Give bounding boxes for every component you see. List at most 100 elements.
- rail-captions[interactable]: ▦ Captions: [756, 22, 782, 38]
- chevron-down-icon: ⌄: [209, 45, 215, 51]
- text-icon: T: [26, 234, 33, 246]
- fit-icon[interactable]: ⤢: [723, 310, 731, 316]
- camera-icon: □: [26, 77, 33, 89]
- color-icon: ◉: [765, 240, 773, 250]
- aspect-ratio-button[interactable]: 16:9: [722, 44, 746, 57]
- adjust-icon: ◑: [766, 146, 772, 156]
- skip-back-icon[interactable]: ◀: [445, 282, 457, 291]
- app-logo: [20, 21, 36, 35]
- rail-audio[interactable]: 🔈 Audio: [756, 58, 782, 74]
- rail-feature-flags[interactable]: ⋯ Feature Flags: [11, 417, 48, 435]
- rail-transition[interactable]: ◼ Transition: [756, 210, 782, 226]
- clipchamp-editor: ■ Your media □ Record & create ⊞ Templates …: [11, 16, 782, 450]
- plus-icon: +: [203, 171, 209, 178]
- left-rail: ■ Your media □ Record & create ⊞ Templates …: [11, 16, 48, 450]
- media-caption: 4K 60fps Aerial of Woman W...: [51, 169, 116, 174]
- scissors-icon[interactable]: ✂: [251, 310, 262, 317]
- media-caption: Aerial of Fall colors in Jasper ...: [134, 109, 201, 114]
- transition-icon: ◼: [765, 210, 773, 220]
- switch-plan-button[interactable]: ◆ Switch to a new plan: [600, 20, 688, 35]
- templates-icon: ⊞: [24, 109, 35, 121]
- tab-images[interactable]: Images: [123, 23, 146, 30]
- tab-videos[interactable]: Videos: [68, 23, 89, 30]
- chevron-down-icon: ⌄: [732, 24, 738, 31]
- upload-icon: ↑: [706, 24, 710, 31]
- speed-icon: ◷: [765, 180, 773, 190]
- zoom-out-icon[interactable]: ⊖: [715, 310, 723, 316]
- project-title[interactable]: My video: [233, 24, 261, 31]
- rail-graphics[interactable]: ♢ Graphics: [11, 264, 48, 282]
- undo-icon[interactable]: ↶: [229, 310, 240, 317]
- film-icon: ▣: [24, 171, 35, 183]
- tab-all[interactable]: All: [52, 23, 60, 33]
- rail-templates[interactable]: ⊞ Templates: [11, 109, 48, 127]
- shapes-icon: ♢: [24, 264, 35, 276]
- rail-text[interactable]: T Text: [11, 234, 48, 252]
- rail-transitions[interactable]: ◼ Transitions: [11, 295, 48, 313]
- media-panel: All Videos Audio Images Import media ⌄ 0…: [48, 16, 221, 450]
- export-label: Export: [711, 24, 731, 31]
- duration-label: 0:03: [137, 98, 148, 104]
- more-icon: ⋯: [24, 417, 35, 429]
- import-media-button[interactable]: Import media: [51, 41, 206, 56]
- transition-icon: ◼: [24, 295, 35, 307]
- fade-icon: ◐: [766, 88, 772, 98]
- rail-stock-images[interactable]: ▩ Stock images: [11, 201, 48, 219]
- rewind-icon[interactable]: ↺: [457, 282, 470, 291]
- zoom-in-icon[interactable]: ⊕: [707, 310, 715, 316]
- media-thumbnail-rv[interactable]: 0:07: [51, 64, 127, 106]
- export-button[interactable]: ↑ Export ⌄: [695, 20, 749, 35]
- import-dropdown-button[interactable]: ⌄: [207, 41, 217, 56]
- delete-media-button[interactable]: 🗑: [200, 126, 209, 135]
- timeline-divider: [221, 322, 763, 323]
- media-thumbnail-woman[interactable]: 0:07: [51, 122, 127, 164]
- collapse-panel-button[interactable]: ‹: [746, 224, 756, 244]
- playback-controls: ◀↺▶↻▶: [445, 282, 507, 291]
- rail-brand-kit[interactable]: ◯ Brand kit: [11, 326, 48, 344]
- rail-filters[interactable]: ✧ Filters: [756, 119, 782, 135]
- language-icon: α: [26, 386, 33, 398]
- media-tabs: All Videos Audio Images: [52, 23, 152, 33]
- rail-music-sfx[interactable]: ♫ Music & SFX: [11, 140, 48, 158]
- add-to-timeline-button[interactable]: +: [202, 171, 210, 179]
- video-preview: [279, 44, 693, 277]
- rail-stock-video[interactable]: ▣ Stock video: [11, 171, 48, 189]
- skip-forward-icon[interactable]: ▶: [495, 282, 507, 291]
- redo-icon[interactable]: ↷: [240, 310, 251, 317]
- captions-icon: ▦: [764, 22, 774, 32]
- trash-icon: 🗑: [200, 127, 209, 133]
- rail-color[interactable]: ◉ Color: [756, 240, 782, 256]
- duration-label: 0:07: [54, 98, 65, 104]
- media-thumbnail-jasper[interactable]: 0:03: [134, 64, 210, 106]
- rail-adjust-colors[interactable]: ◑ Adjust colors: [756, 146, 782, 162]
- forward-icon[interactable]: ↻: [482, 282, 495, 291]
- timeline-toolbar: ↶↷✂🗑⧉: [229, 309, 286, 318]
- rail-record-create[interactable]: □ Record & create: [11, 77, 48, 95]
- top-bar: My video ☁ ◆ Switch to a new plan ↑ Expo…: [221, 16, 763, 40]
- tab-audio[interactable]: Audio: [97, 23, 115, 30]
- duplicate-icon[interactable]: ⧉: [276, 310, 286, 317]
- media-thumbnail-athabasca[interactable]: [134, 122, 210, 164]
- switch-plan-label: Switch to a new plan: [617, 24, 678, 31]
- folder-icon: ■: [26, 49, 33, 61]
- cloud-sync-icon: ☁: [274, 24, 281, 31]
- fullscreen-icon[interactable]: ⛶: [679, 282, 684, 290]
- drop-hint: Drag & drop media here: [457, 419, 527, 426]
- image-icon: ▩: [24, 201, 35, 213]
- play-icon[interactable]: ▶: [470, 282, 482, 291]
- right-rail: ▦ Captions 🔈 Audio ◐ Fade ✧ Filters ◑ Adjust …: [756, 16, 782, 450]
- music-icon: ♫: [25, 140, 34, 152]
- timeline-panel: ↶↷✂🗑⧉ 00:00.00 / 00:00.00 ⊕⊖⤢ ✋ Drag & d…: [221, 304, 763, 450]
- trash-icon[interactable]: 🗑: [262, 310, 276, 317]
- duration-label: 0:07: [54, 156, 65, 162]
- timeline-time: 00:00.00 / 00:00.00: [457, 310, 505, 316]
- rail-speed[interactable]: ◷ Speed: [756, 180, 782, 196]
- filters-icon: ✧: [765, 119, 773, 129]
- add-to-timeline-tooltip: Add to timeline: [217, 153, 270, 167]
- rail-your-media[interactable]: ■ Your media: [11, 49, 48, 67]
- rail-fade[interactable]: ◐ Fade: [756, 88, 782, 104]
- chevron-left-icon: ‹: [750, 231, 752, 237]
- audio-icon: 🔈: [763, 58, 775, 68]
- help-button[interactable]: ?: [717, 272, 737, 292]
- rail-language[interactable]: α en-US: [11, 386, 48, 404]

==============================

[Exercise directions]:
Please copy every one of the rows above character for character, with no changes.

[Task answer]:
Give bounding boxes for every component you see. List at most 100 elements.
- rail-captions[interactable]: ▦ Captions: [756, 22, 782, 38]
- chevron-down-icon: ⌄: [209, 45, 215, 51]
- text-icon: T: [26, 234, 33, 246]
- fit-icon[interactable]: ⤢: [723, 310, 731, 316]
- camera-icon: □: [26, 77, 33, 89]
- color-icon: ◉: [765, 240, 773, 250]
- aspect-ratio-button[interactable]: 16:9: [722, 44, 746, 57]
- adjust-icon: ◑: [766, 146, 772, 156]
- skip-back-icon[interactable]: ◀: [445, 282, 457, 291]
- app-logo: [20, 21, 36, 35]
- rail-audio[interactable]: 🔈 Audio: [756, 58, 782, 74]
- rail-feature-flags[interactable]: ⋯ Feature Flags: [11, 417, 48, 435]
- rail-transition[interactable]: ◼ Transition: [756, 210, 782, 226]
- clipchamp-editor: ■ Your media □ Record & create ⊞ Templates …: [11, 16, 782, 450]
- plus-icon: +: [203, 171, 209, 178]
- left-rail: ■ Your media □ Record & create ⊞ Templates …: [11, 16, 48, 450]
- media-caption: 4K 60fps Aerial of Woman W...: [51, 169, 116, 174]
- scissors-icon[interactable]: ✂: [251, 310, 262, 317]
- media-caption: Aerial of Fall colors in Jasper ...: [134, 109, 201, 114]
- transition-icon: ◼: [765, 210, 773, 220]
- switch-plan-button[interactable]: ◆ Switch to a new plan: [600, 20, 688, 35]
- templates-icon: ⊞: [24, 109, 35, 121]
- tab-images[interactable]: Images: [123, 23, 146, 30]
- tab-videos[interactable]: Videos: [68, 23, 89, 30]
- chevron-down-icon: ⌄: [732, 24, 738, 31]
- upload-icon: ↑: [706, 24, 710, 31]
- speed-icon: ◷: [765, 180, 773, 190]
- zoom-out-icon[interactable]: ⊖: [715, 310, 723, 316]
- project-title[interactable]: My video: [233, 24, 261, 31]
- rail-graphics[interactable]: ♢ Graphics: [11, 264, 48, 282]
- undo-icon[interactable]: ↶: [229, 310, 240, 317]
- film-icon: ▣: [24, 171, 35, 183]
- tab-all[interactable]: All: [52, 23, 60, 33]
- rail-templates[interactable]: ⊞ Templates: [11, 109, 48, 127]
- shapes-icon: ♢: [24, 264, 35, 276]
- rail-text[interactable]: T Text: [11, 234, 48, 252]
- rail-transitions[interactable]: ◼ Transitions: [11, 295, 48, 313]
- media-panel: All Videos Audio Images Import media ⌄ 0…: [48, 16, 221, 450]
- export-label: Export: [711, 24, 731, 31]
- duration-label: 0:03: [137, 98, 148, 104]
- more-icon: ⋯: [24, 417, 35, 429]
- import-media-button[interactable]: Import media: [51, 41, 206, 56]
- transition-icon: ◼: [24, 295, 35, 307]
- fade-icon: ◐: [766, 88, 772, 98]
- rail-stock-images[interactable]: ▩ Stock images: [11, 201, 48, 219]
- rewind-icon[interactable]: ↺: [457, 282, 470, 291]
- zoom-in-icon[interactable]: ⊕: [707, 310, 715, 316]
- media-thumbnail-rv[interactable]: 0:07: [51, 64, 127, 106]
- export-button[interactable]: ↑ Export ⌄: [695, 20, 749, 35]
- import-dropdown-button[interactable]: ⌄: [207, 41, 217, 56]
- delete-media-button[interactable]: 🗑: [200, 126, 209, 135]
- timeline-divider: [221, 322, 763, 323]
- media-thumbnail-woman[interactable]: 0:07: [51, 122, 127, 164]
- collapse-panel-button[interactable]: ‹: [746, 224, 756, 244]
- playback-controls: ◀↺▶↻▶: [445, 282, 507, 291]
- rail-brand-kit[interactable]: ◯ Brand kit: [11, 326, 48, 344]
- rail-filters[interactable]: ✧ Filters: [756, 119, 782, 135]
- language-icon: α: [26, 386, 33, 398]
- media-tabs: All Videos Audio Images: [52, 23, 152, 33]
- rail-music-sfx[interactable]: ♫ Music & SFX: [11, 140, 48, 158]
- add-to-timeline-button[interactable]: +: [202, 171, 210, 179]
- video-preview: [279, 44, 693, 277]
- rail-stock-video[interactable]: ▣ Stock video: [11, 171, 48, 189]
- skip-forward-icon[interactable]: ▶: [495, 282, 507, 291]
- redo-icon[interactable]: ↷: [240, 310, 251, 317]
- captions-icon: ▦: [764, 22, 774, 32]
- trash-icon: 🗑: [200, 127, 209, 133]
- rail-color[interactable]: ◉ Color: [756, 240, 782, 256]
- duration-label: 0:07: [54, 98, 65, 104]
- media-thumbnail-jasper[interactable]: 0:03: [134, 64, 210, 106]
- rail-adjust-colors[interactable]: ◑ Adjust colors: [756, 146, 782, 162]
- forward-icon[interactable]: ↻: [482, 282, 495, 291]
- timeline-toolbar: ↶↷✂🗑⧉: [229, 309, 286, 318]
- rail-record-create[interactable]: □ Record & create: [11, 77, 48, 95]
- top-bar: My video ☁ ◆ Switch to a new plan ↑ Expo…: [221, 16, 763, 40]
- tab-audio[interactable]: Audio: [97, 23, 115, 30]
- duplicate-icon[interactable]: ⧉: [276, 310, 286, 317]
- media-thumbnail-athabasca[interactable]: [134, 122, 210, 164]
- switch-plan-label: Switch to a new plan: [617, 24, 678, 31]
- folder-icon: ■: [26, 49, 33, 61]
- cloud-sync-icon: ☁: [274, 24, 281, 31]
- fullscreen-icon[interactable]: ⛶: [679, 282, 684, 290]
- drop-hint: Drag & drop media here: [457, 419, 527, 426]
- image-icon: ▩: [24, 201, 35, 213]
- play-icon[interactable]: ▶: [470, 282, 482, 291]
- right-rail: ▦ Captions 🔈 Audio ◐ Fade ✧ Filters ◑ Adjust …: [756, 16, 782, 450]
- music-icon: ♫: [25, 140, 34, 152]
- timeline-panel: ↶↷✂🗑⧉ 00:00.00 / 00:00.00 ⊕⊖⤢ ✋ Drag & d…: [221, 304, 763, 450]
- trash-icon[interactable]: 🗑: [262, 310, 276, 317]
- duration-label: 0:07: [54, 156, 65, 162]
- timeline-time: 00:00.00 / 00:00.00: [457, 310, 505, 316]
- rail-speed[interactable]: ◷ Speed: [756, 180, 782, 196]
- filters-icon: ✧: [765, 119, 773, 129]
- add-to-timeline-tooltip: Add to timeline: [217, 153, 270, 167]
- rail-your-media[interactable]: ■ Your media: [11, 49, 48, 67]
- rail-fade[interactable]: ◐ Fade: [756, 88, 782, 104]
- chevron-left-icon: ‹: [750, 231, 752, 237]
- audio-icon: 🔈: [763, 58, 775, 68]
- help-button[interactable]: ?: [717, 272, 737, 292]
- rail-language[interactable]: α en-US: [11, 386, 48, 404]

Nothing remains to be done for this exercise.